§ STATED GOAL 1
Edit the listing from its first line through the line containing "- spec-list: Category: Small/Hatchback" by replacing "price-box" with "price-panel", leaving everything else in those lines as it is.

§ DOCUMENT EXTRACT
>> Begin

I was thinking more about how the client knows what to use.  The ubiquitous 
"service documentation" may come in to play here.  Some form of serv ice 
discovery/webfinger thing could also be used.

> -----Original Message-----
> From: Phil Hunt [mailto:phil.h...@oracle.com]
> Sent: Friday, February 04, 2011 11:37 AM
> To: William Mills
> Cc: Marius Scurtescu; OAuth WG
> Subject: Re: [OAUTH-WG] Bearer token type and scheme name (deadline:
> 2/10)
> 
> Yes. This should be defined in each token type specification.
> 
> Phil
> phil.h...@oracle.com
> 
> 
> 
> 
> On 2011-02-04, at 11:29 AM, William Mills wrote:
> 
> > The only challenge is to know what scheme to use and what the nuances
> are of how to present the credential.
> >
> >> -----Original Message-----
> >> From: oauth-boun...@ietf.org [mailto:oauth-boun...@ietf.org] On
> Behalf
> >> Of Phil Hunt
> >> Sent: Friday, February 04, 2011 9:42 AM
> >> To: Marius Scurtescu
> >> Cc: OAuth WG
> >> Subject: Re: [OAUTH-WG] Bearer token type and scheme name (deadline:
> >> 2/10)
> >>
> >> OAuth should be able to support other token schemes.
> >>
> >> Or conversely you don't have to have OAuth to use MAC, JWT, or
> >> whatever.
> >>
> >> Phil
> >> phil.h...@oracle.com
> >>
> >>
> >>
> >>
> >> On 2011-02-04, at 9:39 AM, Marius Scurtescu wrote:
> >>
> >>> On Thu, Feb 3, 2011 at 11:39 AM, Eran Hammer-Lahav
> >> <e...@hueniverse.com> wrote:
> >>>> Hey Marius,
> >>>>
> >>>>> -----Original Message-----
> >>>>> From: Marius Scurtescu [mailto:mscurte...@google.com]
> >>>>> Sent: Thursday, February 03, 2011 10:36 AM
> >>>>> To: Eran Hammer-Lahav
> >>>>> Cc: OAuth WG
> >>>>> Subject: Re: [OAUTH-WG] Bearer token type and scheme name
> >> (deadline:
> >>>>> 2/10)
> >>>>>
> >>>>> On Thu, Feb 3, 2011 at 12:34 AM, Eran Hammer-Lahav
> >>>>> <e...@hueniverse.com> wrote:
> >>>>>
> >>>>>> 2. Single OAuth2 scheme with sub-schemes
> >>>>>>
> >>>>>> Define a single authentication scheme for all token types with
> >> some
> >>>>>> attribute used to detect which scheme is actually being used.
> >>>>>>
> >>>>>> Benefits:
> >>>>>>
> >>>>>> - single scheme, reuse of the 1.0 pattern.
> >>>>>>
> >>>>>> Downsides:
> >>>>>>
> >>>>>> - requires a new registry for authentication header parameters.
> >>>>>
> >>>>> How is this different from option 1? Wouldn't that need some
> >> registry?
> >>>>
> >>>> #1 relies on the existing practice of creating HTTP scheme names
> (no
> >> current registry but httpbis might be creating one), as well as the
> -12
> >> token type registry. Using a sub-scheme means you also need a
> registry
> >> for the header attributes that each token type will need (unless you
> >> just don't care about using the same attribute name for different
> >> needs).
> >>>
> >>> Sure, there is no registry for schemes yet, but we would still need
> >>> some coordination. The fact that a sub-scheme needs a registry that
> >> we
> >>> control is a benefit not a downside IMO.

>> End

§ INFORMATION SUPPLIED

>> Begin

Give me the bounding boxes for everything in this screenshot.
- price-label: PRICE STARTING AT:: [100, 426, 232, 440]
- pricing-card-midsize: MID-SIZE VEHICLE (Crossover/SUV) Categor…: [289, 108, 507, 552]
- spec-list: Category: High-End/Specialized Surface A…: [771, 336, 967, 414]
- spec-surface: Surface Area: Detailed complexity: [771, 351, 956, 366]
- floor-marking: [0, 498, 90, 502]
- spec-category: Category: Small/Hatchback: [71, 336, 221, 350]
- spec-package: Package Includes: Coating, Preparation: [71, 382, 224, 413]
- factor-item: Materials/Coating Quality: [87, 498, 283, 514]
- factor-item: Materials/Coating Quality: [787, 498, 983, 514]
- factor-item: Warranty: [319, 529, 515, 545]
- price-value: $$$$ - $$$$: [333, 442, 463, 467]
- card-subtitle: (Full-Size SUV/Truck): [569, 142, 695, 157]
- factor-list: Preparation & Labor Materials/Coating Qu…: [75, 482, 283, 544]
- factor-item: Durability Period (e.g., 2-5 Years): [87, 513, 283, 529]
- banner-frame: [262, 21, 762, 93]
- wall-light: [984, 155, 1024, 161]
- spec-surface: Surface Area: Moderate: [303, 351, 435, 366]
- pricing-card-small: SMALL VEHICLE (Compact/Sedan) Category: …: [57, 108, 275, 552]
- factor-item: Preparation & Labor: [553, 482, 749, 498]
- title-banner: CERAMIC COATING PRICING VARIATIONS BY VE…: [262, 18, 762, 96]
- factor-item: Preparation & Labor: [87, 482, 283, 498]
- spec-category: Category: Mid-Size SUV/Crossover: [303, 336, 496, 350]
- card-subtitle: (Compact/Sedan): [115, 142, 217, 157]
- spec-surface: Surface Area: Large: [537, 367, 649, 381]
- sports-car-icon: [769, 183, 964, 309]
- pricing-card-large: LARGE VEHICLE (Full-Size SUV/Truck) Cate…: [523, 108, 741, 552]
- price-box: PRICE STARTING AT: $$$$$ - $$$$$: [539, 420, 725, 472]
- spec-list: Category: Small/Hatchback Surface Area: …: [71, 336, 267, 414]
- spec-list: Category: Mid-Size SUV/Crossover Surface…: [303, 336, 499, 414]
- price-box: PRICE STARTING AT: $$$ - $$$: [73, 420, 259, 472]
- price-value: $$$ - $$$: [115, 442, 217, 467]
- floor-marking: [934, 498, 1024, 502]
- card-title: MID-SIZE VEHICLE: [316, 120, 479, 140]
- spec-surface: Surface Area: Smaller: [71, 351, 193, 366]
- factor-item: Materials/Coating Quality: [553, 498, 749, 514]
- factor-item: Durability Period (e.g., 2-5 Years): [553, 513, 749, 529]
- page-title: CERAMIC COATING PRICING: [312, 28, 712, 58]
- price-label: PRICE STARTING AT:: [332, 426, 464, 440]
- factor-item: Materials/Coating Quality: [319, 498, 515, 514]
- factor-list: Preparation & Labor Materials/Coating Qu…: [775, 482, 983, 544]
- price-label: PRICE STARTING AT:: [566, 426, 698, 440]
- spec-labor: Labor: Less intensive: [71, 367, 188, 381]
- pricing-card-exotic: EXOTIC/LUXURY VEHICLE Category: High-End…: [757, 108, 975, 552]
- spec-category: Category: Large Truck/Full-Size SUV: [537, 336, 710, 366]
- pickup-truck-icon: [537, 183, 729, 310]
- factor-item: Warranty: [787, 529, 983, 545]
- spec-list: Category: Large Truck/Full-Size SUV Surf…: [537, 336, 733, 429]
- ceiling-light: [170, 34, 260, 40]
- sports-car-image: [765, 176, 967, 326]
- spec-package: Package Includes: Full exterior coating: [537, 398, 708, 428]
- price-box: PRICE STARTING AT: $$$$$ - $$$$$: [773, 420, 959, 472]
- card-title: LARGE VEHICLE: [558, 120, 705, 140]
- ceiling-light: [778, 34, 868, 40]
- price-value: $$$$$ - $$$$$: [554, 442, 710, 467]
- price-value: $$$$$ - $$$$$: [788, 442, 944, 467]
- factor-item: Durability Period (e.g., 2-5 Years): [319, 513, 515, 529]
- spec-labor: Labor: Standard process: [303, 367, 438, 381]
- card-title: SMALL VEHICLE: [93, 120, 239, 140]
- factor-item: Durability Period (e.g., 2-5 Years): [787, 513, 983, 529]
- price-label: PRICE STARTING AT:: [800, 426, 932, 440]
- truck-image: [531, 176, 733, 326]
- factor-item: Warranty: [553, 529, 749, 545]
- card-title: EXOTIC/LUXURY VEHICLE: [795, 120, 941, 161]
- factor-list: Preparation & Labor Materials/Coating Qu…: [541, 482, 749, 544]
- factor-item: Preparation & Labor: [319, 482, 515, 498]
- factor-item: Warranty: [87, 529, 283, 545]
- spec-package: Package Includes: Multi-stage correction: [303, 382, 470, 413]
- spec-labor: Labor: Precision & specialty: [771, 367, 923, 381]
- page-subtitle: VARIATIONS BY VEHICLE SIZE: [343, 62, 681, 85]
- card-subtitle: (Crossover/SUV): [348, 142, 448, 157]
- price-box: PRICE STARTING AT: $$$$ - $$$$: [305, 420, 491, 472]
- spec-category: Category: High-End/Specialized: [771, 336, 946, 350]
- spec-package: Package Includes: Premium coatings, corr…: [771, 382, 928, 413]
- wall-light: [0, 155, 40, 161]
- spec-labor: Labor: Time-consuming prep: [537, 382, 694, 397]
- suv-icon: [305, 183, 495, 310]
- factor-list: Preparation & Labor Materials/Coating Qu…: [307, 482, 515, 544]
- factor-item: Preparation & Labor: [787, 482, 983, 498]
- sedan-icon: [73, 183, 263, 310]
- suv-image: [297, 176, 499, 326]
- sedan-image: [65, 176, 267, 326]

>> End

§ STATED GOAL 2
Turn the paragraph of the email thread that begins "#1 relies on the existing practice" into a short bulleted list that keeps its main facts.

§ COMPLETE RESPONSE 1
Give me the bounding boxes for everything in this screenshot.
- price-label: PRICE STARTING AT:: [100, 426, 232, 440]
- pricing-card-midsize: MID-SIZE VEHICLE (Crossover/SUV) Categor…: [289, 108, 507, 552]
- spec-list: Category: High-End/Specialized Surface A…: [771, 336, 967, 414]
- spec-surface: Surface Area: Detailed complexity: [771, 351, 956, 366]
- floor-marking: [0, 498, 90, 502]
- spec-category: Category: Small/Hatchback: [71, 336, 221, 350]
- spec-package: Package Includes: Coating, Preparation: [71, 382, 224, 413]
- factor-item: Materials/Coating Quality: [87, 498, 283, 514]
- factor-item: Materials/Coating Quality: [787, 498, 983, 514]
- factor-item: Warranty: [319, 529, 515, 545]
- price-value: $$$$ - $$$$: [333, 442, 463, 467]
- card-subtitle: (Full-Size SUV/Truck): [569, 142, 695, 157]
- factor-list: Preparation & Labor Materials/Coating Qu…: [75, 482, 283, 544]
- factor-item: Durability Period (e.g., 2-5 Years): [87, 513, 283, 529]
- banner-frame: [262, 21, 762, 93]
- wall-light: [984, 155, 1024, 161]
- spec-surface: Surface Area: Moderate: [303, 351, 435, 366]
- pricing-card-small: SMALL VEHICLE (Compact/Sedan) Category: …: [57, 108, 275, 552]
- factor-item: Preparation & Labor: [553, 482, 749, 498]
- title-banner: CERAMIC COATING PRICING VARIATIONS BY VE…: [262, 18, 762, 96]
- factor-item: Preparation & Labor: [87, 482, 283, 498]
- spec-category: Category: Mid-Size SUV/Crossover: [303, 336, 496, 350]
- card-subtitle: (Compact/Sedan): [115, 142, 217, 157]
- spec-surface: Surface Area: Large: [537, 367, 649, 381]
- sports-car-icon: [769, 183, 964, 309]
- pricing-card-large: LARGE VEHICLE (Full-Size SUV/Truck) Cate…: [523, 108, 741, 552]
- price-panel: PRICE STARTING AT: $$$$$ - $$$$$: [539, 420, 725, 472]
- spec-list: Category: Small/Hatchback Surface Area: …: [71, 336, 267, 414]

§ COMPLETE RESPONSE 2
- Option #1 relies on the existing practice of creating HTTP scheme names. There is no current registry for these, though httpbis might be creating one.
- Option #1 also relies on the -12 token type registry.
- A sub-scheme would also need a registry for the header attributes each token type requires, unless the same attribute name may serve different needs.